* OBJECTIVE
How many lines of the data below contain the string "field", counting case? Give only the number.

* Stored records
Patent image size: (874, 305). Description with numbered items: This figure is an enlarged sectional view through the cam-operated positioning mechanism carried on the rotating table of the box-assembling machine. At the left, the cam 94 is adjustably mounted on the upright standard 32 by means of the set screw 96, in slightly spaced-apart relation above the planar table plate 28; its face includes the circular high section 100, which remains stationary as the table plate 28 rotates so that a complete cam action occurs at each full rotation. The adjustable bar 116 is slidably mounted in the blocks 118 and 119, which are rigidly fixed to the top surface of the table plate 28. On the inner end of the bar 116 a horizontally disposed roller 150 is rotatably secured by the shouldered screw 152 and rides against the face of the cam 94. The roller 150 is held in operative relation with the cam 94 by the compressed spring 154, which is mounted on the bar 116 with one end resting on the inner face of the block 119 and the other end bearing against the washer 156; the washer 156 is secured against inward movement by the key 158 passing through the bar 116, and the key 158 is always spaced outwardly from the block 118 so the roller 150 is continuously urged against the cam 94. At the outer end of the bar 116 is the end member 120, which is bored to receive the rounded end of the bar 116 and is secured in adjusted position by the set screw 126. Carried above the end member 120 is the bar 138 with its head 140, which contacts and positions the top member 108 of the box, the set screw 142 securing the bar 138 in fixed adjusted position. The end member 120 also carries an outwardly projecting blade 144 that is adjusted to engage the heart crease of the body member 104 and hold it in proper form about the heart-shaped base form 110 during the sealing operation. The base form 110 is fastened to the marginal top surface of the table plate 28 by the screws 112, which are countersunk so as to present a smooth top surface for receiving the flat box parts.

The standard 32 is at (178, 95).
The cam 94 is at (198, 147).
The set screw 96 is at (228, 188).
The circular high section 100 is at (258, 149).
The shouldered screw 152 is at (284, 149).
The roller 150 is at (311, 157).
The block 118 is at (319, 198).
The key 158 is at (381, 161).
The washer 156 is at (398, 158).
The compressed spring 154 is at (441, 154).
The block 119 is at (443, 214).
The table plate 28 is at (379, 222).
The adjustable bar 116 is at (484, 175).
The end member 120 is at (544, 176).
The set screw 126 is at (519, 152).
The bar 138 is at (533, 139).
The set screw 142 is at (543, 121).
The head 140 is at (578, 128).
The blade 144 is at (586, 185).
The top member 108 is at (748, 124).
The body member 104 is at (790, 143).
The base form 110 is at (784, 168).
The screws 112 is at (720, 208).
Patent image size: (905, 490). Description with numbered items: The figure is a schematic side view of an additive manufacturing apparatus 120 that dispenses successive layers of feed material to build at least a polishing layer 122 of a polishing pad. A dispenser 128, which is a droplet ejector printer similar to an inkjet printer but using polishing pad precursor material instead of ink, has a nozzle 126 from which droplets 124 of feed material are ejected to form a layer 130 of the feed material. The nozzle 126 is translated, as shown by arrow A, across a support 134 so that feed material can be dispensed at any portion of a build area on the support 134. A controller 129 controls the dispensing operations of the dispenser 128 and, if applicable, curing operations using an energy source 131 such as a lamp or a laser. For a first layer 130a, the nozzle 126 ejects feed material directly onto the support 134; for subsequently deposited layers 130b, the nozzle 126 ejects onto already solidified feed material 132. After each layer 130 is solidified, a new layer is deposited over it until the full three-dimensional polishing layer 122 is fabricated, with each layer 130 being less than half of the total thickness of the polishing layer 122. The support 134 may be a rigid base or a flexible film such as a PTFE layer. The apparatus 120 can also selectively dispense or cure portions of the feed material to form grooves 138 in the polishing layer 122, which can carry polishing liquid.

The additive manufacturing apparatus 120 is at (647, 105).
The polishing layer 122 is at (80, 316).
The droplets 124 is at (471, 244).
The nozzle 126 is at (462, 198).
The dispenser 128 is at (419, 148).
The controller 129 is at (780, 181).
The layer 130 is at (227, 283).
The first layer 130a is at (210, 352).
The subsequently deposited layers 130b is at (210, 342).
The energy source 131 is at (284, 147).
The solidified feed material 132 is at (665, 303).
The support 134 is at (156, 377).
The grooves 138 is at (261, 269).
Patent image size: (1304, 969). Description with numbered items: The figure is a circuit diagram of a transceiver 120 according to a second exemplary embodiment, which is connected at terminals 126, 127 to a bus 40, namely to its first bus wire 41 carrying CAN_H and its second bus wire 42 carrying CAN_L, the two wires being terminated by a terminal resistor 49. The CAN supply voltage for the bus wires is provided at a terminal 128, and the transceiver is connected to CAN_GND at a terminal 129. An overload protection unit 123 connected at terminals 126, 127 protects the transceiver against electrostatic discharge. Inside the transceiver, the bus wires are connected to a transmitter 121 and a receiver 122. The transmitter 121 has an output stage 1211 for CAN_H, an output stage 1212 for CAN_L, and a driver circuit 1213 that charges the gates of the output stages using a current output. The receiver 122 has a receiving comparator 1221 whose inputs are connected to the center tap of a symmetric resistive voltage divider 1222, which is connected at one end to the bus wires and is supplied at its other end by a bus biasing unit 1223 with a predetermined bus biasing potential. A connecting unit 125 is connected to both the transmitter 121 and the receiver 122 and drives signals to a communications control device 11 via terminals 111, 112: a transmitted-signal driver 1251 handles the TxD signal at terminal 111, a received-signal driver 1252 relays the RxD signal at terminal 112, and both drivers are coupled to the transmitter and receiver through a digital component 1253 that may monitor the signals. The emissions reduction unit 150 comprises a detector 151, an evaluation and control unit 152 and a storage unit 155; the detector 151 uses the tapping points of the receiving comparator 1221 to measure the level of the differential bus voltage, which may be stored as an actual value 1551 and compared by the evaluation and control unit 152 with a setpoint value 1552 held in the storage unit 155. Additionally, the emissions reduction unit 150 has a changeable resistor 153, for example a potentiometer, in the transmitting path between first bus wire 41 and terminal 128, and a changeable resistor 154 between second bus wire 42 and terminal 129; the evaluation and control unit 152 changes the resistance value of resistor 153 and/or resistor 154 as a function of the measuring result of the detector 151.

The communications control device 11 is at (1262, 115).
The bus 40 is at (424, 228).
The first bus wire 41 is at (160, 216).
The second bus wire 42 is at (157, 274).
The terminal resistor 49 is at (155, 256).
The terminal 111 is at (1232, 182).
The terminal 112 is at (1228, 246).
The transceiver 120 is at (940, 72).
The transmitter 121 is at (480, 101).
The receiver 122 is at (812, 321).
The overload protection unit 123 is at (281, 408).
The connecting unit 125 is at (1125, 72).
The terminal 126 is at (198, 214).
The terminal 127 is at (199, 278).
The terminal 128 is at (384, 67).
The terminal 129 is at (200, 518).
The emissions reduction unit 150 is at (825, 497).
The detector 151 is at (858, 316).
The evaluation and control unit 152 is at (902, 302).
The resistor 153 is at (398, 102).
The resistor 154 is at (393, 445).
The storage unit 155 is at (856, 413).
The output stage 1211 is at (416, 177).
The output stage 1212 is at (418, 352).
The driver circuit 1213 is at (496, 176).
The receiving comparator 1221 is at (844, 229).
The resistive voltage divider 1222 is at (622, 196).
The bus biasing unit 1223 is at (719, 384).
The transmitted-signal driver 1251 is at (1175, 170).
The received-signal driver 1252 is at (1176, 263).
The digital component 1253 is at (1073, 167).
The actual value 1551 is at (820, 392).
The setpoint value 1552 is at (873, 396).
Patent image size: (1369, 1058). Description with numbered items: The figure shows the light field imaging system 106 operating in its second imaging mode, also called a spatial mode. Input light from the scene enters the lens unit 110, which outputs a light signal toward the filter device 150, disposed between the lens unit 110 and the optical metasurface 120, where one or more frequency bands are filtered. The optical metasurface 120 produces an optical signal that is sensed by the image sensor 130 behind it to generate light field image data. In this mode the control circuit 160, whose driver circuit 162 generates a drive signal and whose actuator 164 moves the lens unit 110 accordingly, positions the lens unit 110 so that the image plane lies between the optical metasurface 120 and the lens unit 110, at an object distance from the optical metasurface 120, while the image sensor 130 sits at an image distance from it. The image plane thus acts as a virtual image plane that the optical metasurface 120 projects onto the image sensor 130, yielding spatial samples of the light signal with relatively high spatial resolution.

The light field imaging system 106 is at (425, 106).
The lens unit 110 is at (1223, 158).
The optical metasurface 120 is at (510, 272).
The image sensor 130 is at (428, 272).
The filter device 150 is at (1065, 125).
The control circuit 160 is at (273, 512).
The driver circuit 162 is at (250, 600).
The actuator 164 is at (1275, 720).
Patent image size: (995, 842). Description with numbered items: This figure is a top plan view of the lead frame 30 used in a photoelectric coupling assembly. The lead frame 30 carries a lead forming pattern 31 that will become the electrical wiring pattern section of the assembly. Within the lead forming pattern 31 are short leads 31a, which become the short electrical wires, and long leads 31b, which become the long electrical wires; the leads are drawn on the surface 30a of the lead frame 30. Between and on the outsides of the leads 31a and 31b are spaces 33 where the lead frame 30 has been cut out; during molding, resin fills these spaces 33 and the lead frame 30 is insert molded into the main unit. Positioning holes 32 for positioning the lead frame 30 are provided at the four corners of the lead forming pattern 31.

* OUTPUT FOR THIS EXERCISE
2